(Beginning of INFORMATION SUPPLIED)

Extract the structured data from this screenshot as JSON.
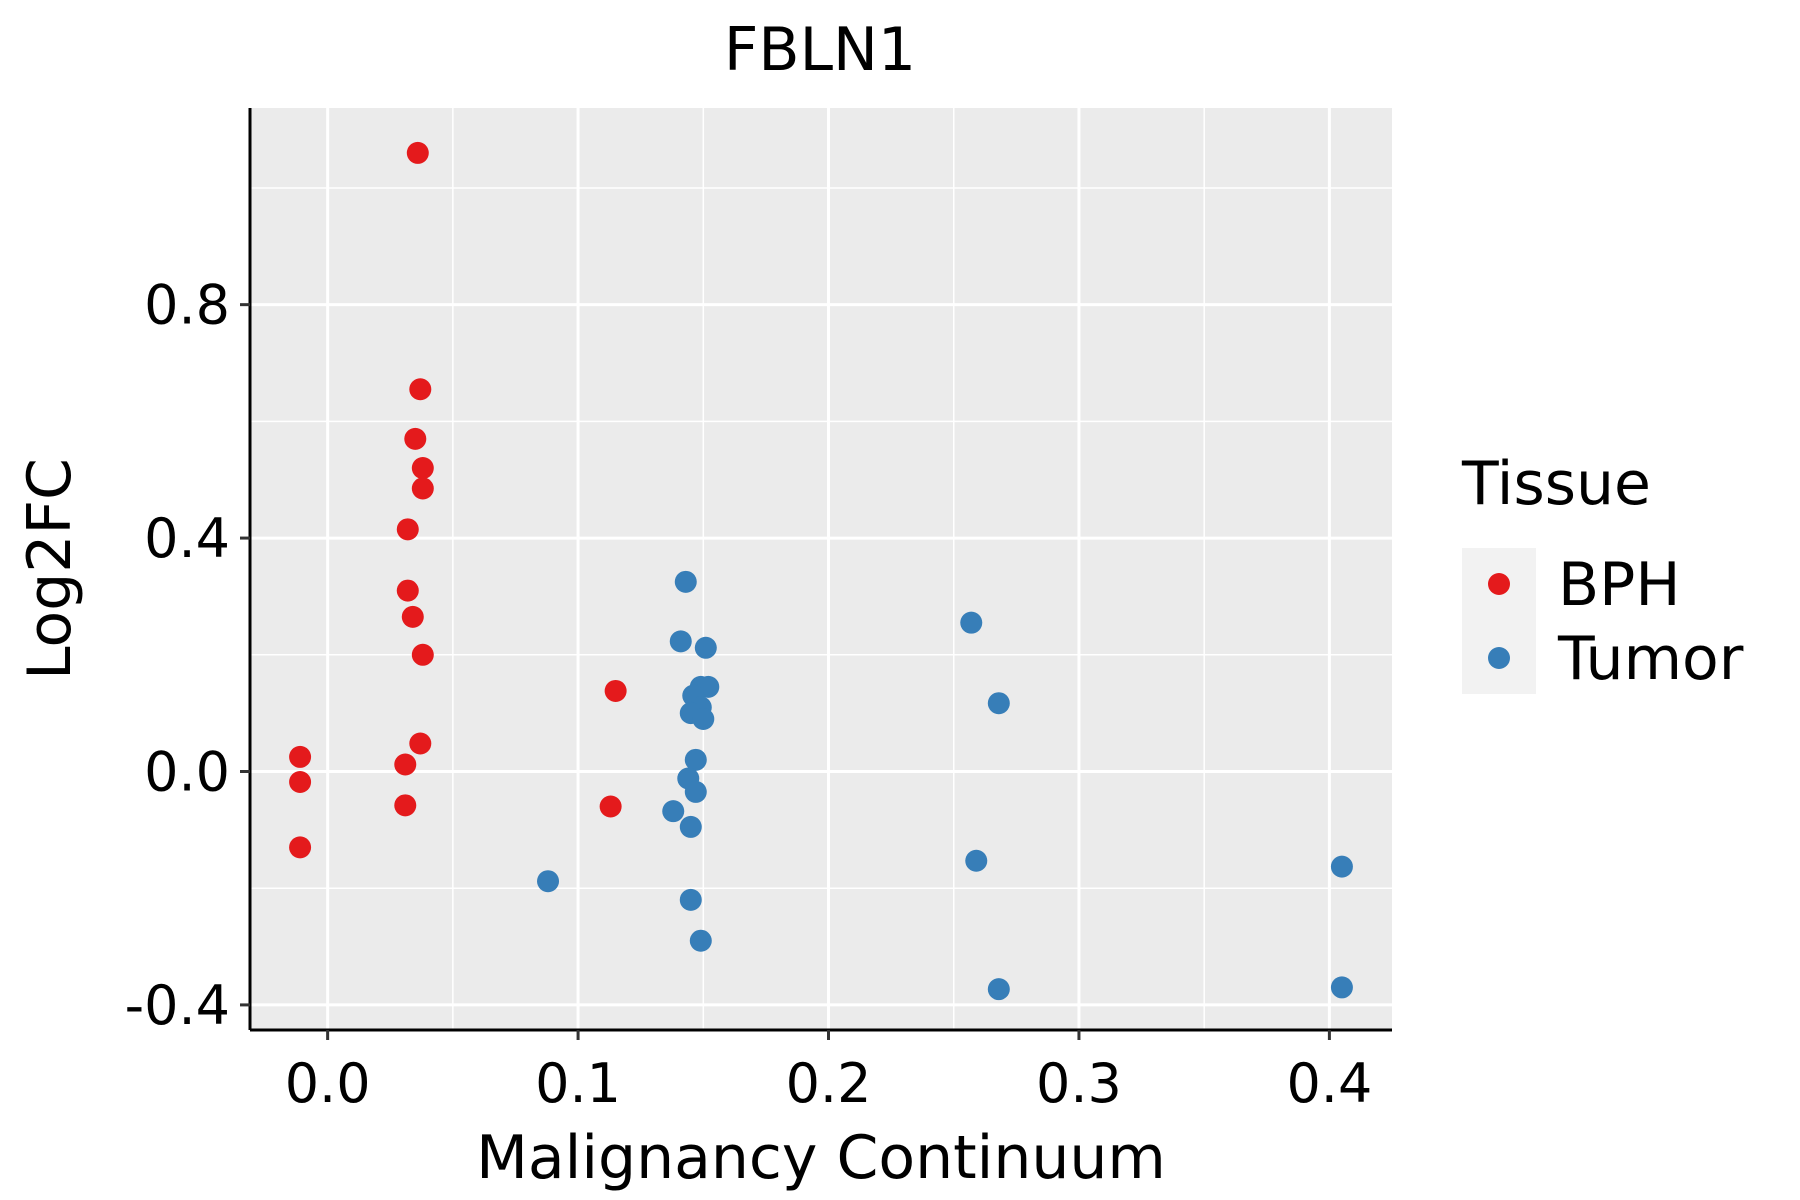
{
  "chart_data": {
    "type": "scatter",
    "title": "FBLN1",
    "xlabel": "Malignancy Continuum",
    "ylabel": "Log2FC",
    "xlim": [
      -0.031,
      0.425
    ],
    "ylim": [
      -0.443,
      1.137
    ],
    "x_ticks": [
      0.0,
      0.1,
      0.2,
      0.3,
      0.4
    ],
    "x_tick_labels": [
      "0.0",
      "0.1",
      "0.2",
      "0.3",
      "0.4"
    ],
    "y_ticks": [
      -0.4,
      0.0,
      0.4,
      0.8
    ],
    "y_tick_labels": [
      "-0.4",
      "0.0",
      "0.4",
      "0.8"
    ],
    "grid": true,
    "legend": {
      "title": "Tissue",
      "position": "right",
      "entries": [
        "BPH",
        "Tumor"
      ]
    },
    "series": [
      {
        "name": "BPH",
        "color": "#e41a1c",
        "points": [
          [
            0.036,
            1.06
          ],
          [
            0.037,
            0.655
          ],
          [
            0.035,
            0.57
          ],
          [
            0.038,
            0.52
          ],
          [
            0.038,
            0.485
          ],
          [
            0.032,
            0.415
          ],
          [
            0.032,
            0.31
          ],
          [
            0.034,
            0.265
          ],
          [
            0.038,
            0.2
          ],
          [
            0.037,
            0.048
          ],
          [
            0.031,
            0.012
          ],
          [
            0.031,
            -0.058
          ],
          [
            -0.011,
            0.025
          ],
          [
            -0.011,
            -0.018
          ],
          [
            -0.011,
            -0.13
          ],
          [
            0.115,
            0.138
          ],
          [
            0.113,
            -0.06
          ]
        ]
      },
      {
        "name": "Tumor",
        "color": "#377eb8",
        "points": [
          [
            0.143,
            0.325
          ],
          [
            0.141,
            0.223
          ],
          [
            0.151,
            0.212
          ],
          [
            0.149,
            0.145
          ],
          [
            0.152,
            0.145
          ],
          [
            0.146,
            0.13
          ],
          [
            0.149,
            0.11
          ],
          [
            0.145,
            0.1
          ],
          [
            0.15,
            0.09
          ],
          [
            0.147,
            0.02
          ],
          [
            0.144,
            -0.012
          ],
          [
            0.147,
            -0.035
          ],
          [
            0.138,
            -0.068
          ],
          [
            0.145,
            -0.095
          ],
          [
            0.088,
            -0.188
          ],
          [
            0.145,
            -0.22
          ],
          [
            0.149,
            -0.29
          ],
          [
            0.257,
            0.255
          ],
          [
            0.268,
            0.117
          ],
          [
            0.259,
            -0.153
          ],
          [
            0.268,
            -0.373
          ],
          [
            0.405,
            -0.163
          ],
          [
            0.405,
            -0.37
          ]
        ]
      }
    ]
  }
}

(End of INFORMATION SUPPLIED)

Would you transcribe all of the entries above exactly, minus the images?

[RESULT OF THIS TASK]
Extract the structured data from this screenshot as JSON.
{
  "chart_data": {
    "type": "scatter",
    "title": "FBLN1",
    "xlabel": "Malignancy Continuum",
    "ylabel": "Log2FC",
    "xlim": [
      -0.031,
      0.425
    ],
    "ylim": [
      -0.443,
      1.137
    ],
    "x_ticks": [
      0.0,
      0.1,
      0.2,
      0.3,
      0.4
    ],
    "x_tick_labels": [
      "0.0",
      "0.1",
      "0.2",
      "0.3",
      "0.4"
    ],
    "y_ticks": [
      -0.4,
      0.0,
      0.4,
      0.8
    ],
    "y_tick_labels": [
      "-0.4",
      "0.0",
      "0.4",
      "0.8"
    ],
    "grid": true,
    "legend": {
      "title": "Tissue",
      "position": "right",
      "entries": [
        "BPH",
        "Tumor"
      ]
    },
    "series": [
      {
        "name": "BPH",
        "color": "#e41a1c",
        "points": [
          [
            0.036,
            1.06
          ],
          [
            0.037,
            0.655
          ],
          [
            0.035,
            0.57
          ],
          [
            0.038,
            0.52
          ],
          [
            0.038,
            0.485
          ],
          [
            0.032,
            0.415
          ],
          [
            0.032,
            0.31
          ],
          [
            0.034,
            0.265
          ],
          [
            0.038,
            0.2
          ],
          [
            0.037,
            0.048
          ],
          [
            0.031,
            0.012
          ],
          [
            0.031,
            -0.058
          ],
          [
            -0.011,
            0.025
          ],
          [
            -0.011,
            -0.018
          ],
          [
            -0.011,
            -0.13
          ],
          [
            0.115,
            0.138
          ],
          [
            0.113,
            -0.06
          ]
        ]
      },
      {
        "name": "Tumor",
        "color": "#377eb8",
        "points": [
          [
            0.143,
            0.325
          ],
          [
            0.141,
            0.223
          ],
          [
            0.151,
            0.212
          ],
          [
            0.149,
            0.145
          ],
          [
            0.152,
            0.145
          ],
          [
            0.146,
            0.13
          ],
          [
            0.149,
            0.11
          ],
          [
            0.145,
            0.1
          ],
          [
            0.15,
            0.09
          ],
          [
            0.147,
            0.02
          ],
          [
            0.144,
            -0.012
          ],
          [
            0.147,
            -0.035
          ],
          [
            0.138,
            -0.068
          ],
          [
            0.145,
            -0.095
          ],
          [
            0.088,
            -0.188
          ],
          [
            0.145,
            -0.22
          ],
          [
            0.149,
            -0.29
          ],
          [
            0.257,
            0.255
          ],
          [
            0.268,
            0.117
          ],
          [
            0.259,
            -0.153
          ],
          [
            0.268,
            -0.373
          ],
          [
            0.405,
            -0.163
          ],
          [
            0.405,
            -0.37
          ]
        ]
      }
    ]
  }
}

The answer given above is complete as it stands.